> Written task:
State how many lines of the material below contain the string "switch". Reply with the number alone.

(Stored entries)
_____

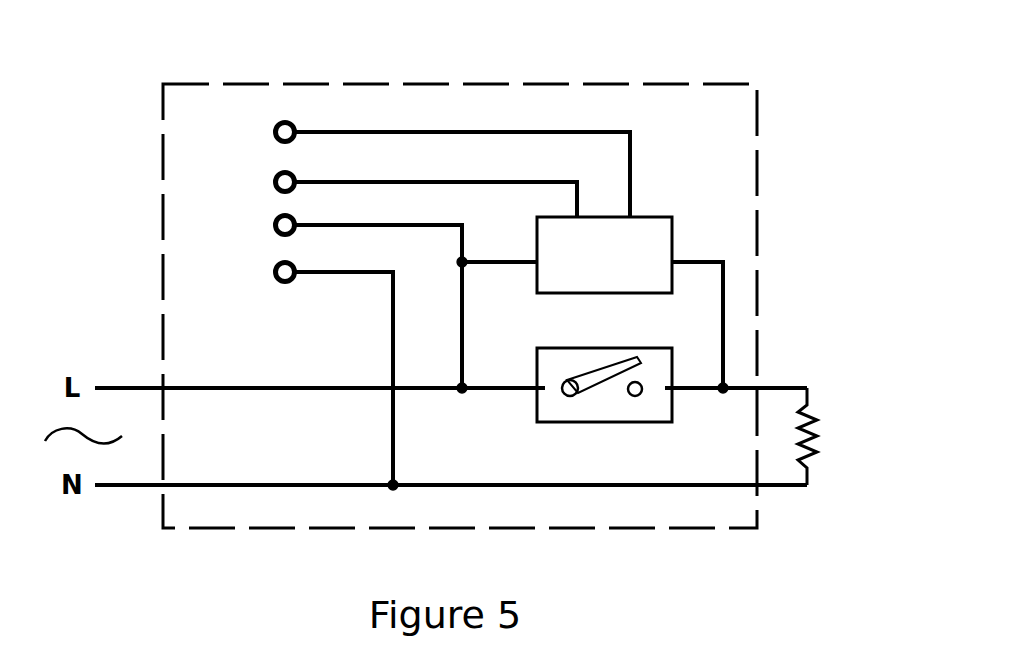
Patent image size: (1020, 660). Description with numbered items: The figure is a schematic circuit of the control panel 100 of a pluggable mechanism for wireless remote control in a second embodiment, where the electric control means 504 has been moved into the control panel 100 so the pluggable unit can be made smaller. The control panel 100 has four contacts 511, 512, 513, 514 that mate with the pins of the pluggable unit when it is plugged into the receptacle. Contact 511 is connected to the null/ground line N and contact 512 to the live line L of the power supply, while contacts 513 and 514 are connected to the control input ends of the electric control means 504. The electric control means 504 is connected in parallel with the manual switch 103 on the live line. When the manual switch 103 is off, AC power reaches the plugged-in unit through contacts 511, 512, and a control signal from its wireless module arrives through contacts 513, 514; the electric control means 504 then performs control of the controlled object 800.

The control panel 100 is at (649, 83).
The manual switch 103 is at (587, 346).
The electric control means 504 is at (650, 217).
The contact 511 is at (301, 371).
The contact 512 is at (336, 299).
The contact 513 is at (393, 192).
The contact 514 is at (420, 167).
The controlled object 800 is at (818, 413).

_____

> Exercise response:
2